Start of SUPPLIED DATA

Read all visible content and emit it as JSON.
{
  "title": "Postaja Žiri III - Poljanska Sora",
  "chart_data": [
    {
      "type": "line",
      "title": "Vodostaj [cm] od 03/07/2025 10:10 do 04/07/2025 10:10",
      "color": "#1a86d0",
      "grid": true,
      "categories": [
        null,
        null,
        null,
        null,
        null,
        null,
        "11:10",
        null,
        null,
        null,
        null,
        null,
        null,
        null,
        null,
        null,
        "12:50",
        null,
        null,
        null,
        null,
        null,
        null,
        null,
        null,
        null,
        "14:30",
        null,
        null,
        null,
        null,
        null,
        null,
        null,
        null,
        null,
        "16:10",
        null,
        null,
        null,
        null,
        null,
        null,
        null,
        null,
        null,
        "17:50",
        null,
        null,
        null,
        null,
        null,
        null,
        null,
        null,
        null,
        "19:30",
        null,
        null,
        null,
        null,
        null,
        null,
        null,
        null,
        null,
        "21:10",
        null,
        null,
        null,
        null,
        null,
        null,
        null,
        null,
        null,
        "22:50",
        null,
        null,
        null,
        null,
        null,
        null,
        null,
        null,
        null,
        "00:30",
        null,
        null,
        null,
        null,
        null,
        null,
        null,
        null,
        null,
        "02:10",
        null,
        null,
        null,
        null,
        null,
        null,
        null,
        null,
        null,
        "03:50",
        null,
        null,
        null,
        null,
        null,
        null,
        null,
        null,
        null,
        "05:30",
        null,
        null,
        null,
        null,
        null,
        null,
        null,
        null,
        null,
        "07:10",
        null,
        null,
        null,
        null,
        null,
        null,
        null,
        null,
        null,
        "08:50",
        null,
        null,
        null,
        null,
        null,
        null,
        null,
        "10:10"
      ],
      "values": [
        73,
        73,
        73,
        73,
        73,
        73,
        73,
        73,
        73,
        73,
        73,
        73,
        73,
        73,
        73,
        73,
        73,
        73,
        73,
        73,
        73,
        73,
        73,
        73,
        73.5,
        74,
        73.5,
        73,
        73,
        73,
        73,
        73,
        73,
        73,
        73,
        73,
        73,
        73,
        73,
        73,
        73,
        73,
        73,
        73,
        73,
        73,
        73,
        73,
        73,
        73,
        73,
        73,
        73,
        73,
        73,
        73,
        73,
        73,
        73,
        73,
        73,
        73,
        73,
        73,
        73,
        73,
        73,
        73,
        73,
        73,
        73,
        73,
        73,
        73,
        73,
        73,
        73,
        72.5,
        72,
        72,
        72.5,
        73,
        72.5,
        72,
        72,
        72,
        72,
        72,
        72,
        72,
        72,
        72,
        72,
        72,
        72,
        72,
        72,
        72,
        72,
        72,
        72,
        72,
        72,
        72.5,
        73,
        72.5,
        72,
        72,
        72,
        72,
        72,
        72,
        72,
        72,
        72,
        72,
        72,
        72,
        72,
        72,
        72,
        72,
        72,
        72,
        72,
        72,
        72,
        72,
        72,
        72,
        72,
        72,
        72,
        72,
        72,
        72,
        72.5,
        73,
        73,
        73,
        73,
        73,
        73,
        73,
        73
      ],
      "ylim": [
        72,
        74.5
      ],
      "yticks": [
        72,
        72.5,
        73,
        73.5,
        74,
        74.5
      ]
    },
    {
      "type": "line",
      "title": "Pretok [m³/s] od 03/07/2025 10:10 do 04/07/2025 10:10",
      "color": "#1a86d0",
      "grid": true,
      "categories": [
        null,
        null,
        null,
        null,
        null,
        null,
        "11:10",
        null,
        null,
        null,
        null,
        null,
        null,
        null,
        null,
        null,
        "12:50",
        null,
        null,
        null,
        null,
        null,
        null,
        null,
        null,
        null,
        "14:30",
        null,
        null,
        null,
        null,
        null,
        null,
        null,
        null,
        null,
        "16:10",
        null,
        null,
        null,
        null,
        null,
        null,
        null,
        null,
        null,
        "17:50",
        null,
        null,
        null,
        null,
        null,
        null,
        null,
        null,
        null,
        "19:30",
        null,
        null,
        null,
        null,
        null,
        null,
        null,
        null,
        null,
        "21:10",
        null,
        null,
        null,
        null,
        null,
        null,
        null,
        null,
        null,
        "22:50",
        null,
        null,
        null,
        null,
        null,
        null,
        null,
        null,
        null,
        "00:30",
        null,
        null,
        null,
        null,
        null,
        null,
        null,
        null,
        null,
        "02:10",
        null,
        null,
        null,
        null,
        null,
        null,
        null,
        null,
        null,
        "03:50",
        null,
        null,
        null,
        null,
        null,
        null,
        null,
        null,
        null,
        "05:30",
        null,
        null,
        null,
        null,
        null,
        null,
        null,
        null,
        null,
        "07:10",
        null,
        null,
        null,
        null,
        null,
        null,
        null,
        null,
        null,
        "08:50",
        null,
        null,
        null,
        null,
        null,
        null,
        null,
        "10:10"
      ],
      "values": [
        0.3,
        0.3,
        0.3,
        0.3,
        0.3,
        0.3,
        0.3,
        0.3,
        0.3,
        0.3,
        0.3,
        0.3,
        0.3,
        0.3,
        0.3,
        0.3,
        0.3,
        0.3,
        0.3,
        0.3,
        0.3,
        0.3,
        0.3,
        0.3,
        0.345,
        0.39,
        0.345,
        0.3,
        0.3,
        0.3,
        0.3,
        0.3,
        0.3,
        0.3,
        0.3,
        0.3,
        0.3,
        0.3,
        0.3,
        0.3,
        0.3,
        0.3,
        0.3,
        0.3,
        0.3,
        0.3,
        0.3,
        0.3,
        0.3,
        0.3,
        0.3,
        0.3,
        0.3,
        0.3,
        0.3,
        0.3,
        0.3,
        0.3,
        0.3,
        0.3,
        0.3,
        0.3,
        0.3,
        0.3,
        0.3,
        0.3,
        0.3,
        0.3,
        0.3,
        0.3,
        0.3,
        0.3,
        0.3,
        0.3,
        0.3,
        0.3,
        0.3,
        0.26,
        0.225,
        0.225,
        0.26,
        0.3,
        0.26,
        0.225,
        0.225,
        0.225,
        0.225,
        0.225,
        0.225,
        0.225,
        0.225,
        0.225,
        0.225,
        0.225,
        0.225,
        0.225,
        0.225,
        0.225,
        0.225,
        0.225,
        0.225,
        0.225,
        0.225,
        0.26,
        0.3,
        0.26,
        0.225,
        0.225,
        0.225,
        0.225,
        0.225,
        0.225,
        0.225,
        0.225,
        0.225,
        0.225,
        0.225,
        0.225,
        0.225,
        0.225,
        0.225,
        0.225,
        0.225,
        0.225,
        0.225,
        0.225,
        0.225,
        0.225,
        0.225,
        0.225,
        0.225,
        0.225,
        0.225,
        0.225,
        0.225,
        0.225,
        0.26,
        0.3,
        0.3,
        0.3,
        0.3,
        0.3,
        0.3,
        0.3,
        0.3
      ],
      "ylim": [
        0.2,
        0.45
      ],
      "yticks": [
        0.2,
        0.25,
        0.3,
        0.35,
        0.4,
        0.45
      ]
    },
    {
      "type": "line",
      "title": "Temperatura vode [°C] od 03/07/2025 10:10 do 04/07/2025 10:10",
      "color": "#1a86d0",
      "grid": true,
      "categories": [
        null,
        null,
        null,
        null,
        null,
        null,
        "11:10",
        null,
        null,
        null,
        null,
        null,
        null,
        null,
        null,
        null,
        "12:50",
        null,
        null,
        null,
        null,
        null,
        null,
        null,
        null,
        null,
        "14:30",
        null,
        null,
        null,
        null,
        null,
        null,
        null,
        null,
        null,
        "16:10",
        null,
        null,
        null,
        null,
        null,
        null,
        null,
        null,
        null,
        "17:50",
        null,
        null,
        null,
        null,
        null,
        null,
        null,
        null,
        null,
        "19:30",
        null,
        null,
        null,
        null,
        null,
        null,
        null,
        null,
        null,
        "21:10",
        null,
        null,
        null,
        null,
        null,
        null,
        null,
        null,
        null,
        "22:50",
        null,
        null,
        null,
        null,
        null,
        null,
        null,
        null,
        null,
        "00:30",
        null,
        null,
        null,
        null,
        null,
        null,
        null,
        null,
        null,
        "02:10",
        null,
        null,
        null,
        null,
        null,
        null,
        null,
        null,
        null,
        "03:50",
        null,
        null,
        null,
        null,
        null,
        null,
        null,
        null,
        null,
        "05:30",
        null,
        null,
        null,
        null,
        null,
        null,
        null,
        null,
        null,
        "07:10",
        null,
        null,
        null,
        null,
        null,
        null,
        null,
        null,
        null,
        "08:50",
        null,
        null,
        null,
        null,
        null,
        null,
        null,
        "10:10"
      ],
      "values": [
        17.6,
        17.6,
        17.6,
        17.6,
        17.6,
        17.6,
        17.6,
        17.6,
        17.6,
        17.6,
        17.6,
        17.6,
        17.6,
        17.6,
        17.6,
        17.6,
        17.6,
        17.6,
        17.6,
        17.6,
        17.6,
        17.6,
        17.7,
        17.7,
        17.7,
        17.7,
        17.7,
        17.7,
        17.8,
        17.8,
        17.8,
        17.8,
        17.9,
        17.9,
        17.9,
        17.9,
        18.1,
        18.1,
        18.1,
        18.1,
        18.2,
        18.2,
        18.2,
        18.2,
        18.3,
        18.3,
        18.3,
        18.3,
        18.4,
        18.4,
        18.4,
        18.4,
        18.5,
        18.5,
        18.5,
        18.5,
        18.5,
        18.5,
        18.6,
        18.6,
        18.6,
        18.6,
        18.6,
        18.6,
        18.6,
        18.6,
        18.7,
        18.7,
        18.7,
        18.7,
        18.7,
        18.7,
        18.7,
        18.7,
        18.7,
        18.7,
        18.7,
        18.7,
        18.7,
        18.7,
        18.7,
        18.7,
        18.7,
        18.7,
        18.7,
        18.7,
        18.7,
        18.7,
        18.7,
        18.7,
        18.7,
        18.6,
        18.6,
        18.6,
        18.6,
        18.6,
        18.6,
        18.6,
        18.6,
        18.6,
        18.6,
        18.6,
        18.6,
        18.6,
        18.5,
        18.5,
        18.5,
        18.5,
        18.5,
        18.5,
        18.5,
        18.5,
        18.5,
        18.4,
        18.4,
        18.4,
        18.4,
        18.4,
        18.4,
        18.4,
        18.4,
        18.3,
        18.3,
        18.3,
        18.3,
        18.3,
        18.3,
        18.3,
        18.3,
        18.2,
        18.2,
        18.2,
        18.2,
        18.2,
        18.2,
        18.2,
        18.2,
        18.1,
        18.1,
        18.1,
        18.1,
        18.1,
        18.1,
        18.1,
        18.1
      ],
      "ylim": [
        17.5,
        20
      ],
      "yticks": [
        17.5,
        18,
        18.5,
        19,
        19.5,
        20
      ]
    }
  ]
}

End of SUPPLIED DATA

Find "title". Copy every line it occurs in.

  "title": "Postaja Žiri III - Poljanska Sora",
      "title": "Vodostaj [cm] od 03/07/2025 10:10 do 04/07/2025 10:10",
      "title": "Pretok [m³/s] od 03/07/2025 10:10 do 04/07/2025 10:10",
      "title": "Temperatura vode [°C] od 03/07/2025 10:10 do 04/07/2025 10:10",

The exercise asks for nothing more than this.